Dataset rows
— Start —
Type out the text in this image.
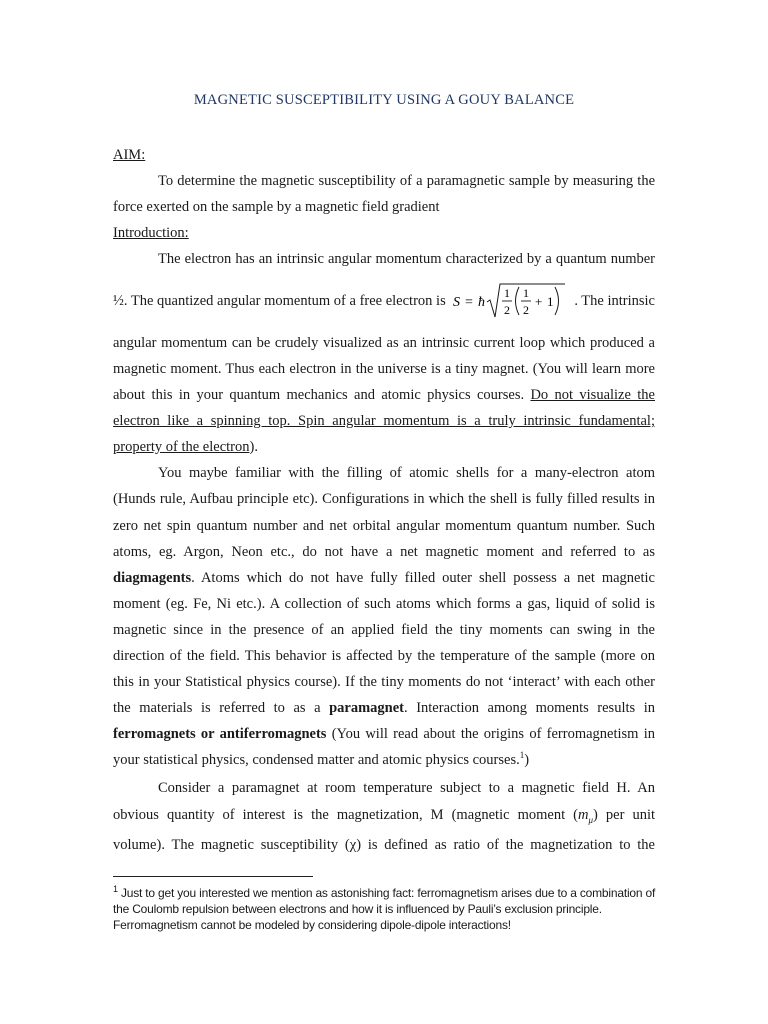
MAGNETIC SUSCEPTIBILITY USING A GOUY BALANCE
AIM:
To determine the magnetic susceptibility of a paramagnetic sample by measuring the
force exerted on the sample by a magnetic field gradient
Introduction:
The electron has an intrinsic angular momentum characterized by a quantum number
½. The quantized angular momentum of a free electron is S = ħ
1
2
1
2
+ 1 . The intrinsic
angular momentum can be crudely visualized as an intrinsic current loop which produced a
magnetic moment. Thus each electron in the universe is a tiny magnet. (You will learn more
about this in your quantum mechanics and atomic physics courses. Do not visualize the
electron like a spinning top. Spin angular momentum is a truly intrinsic fundamental;
property of the electron).
You maybe familiar with the filling of atomic shells for a many-electron atom
(Hunds rule, Aufbau principle etc). Configurations in which the shell is fully filled results in
zero net spin quantum number and net orbital angular momentum quantum number. Such
atoms, eg. Argon, Neon etc., do not have a net magnetic moment and referred to as
diagmagents. Atoms which do not have fully filled outer shell possess a net magnetic
moment (eg. Fe, Ni etc.). A collection of such atoms which forms a gas, liquid of solid is
magnetic since in the presence of an applied field the tiny moments can swing in the
direction of the field. This behavior is affected by the temperature of the sample (more on
this in your Statistical physics course). If the tiny moments do not ‘interact’ with each other
the materials is referred to as a paramagnet. Interaction among moments results in
ferromagnets or antiferromagnets (You will read about the origins of ferromagnetism in
your statistical physics, condensed matter and atomic physics courses.$^1$)
Consider a paramagnet at room temperature subject to a magnetic field H. An
obvious quantity of interest is the magnetization, M (magnetic moment $(m_\mu)$ per unit
volume). The magnetic susceptibility (χ) is defined as ratio of the magnetization to the
$^1$ Just to get you interested we mention as astonishing fact: ferromagnetism arises due to a combination of
the Coulomb repulsion between electrons and how it is influenced by Pauli’s exclusion principle.
Ferromagnetism cannot be modeled by considering dipole-dipole interactions!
— End —
§ **What is expected**:
Write the records out again in full, exactly, and skip every picture.

§ **Written answer**:
Type out the text in this image.
MAGNETIC SUSCEPTIBILITY USING A GOUY BALANCE
AIM:
To determine the magnetic susceptibility of a paramagnetic sample by measuring the
force exerted on the sample by a magnetic field gradient
Introduction:
The electron has an intrinsic angular momentum characterized by a quantum number
½. The quantized angular momentum of a free electron is S = ħ
1
2
1
2
+ 1 . The intrinsic
angular momentum can be crudely visualized as an intrinsic current loop which produced a
magnetic moment. Thus each electron in the universe is a tiny magnet. (You will learn more
about this in your quantum mechanics and atomic physics courses. Do not visualize the
electron like a spinning top. Spin angular momentum is a truly intrinsic fundamental;
property of the electron).
You maybe familiar with the filling of atomic shells for a many-electron atom
(Hunds rule, Aufbau principle etc). Configurations in which the shell is fully filled results in
zero net spin quantum number and net orbital angular momentum quantum number. Such
atoms, eg. Argon, Neon etc., do not have a net magnetic moment and referred to as
diagmagents. Atoms which do not have fully filled outer shell possess a net magnetic
moment (eg. Fe, Ni etc.). A collection of such atoms which forms a gas, liquid of solid is
magnetic since in the presence of an applied field the tiny moments can swing in the
direction of the field. This behavior is affected by the temperature of the sample (more on
this in your Statistical physics course). If the tiny moments do not ‘interact’ with each other
the materials is referred to as a paramagnet. Interaction among moments results in
ferromagnets or antiferromagnets (You will read about the origins of ferromagnetism in
your statistical physics, condensed matter and atomic physics courses.$^1$)
Consider a paramagnet at room temperature subject to a magnetic field H. An
obvious quantity of interest is the magnetization, M (magnetic moment $(m_\mu)$ per unit
volume). The magnetic susceptibility (χ) is defined as ratio of the magnetization to the
$^1$ Just to get you interested we mention as astonishing fact: ferromagnetism arises due to a combination of
the Coulomb repulsion between electrons and how it is influenced by Pauli’s exclusion principle.
Ferromagnetism cannot be modeled by considering dipole-dipole interactions!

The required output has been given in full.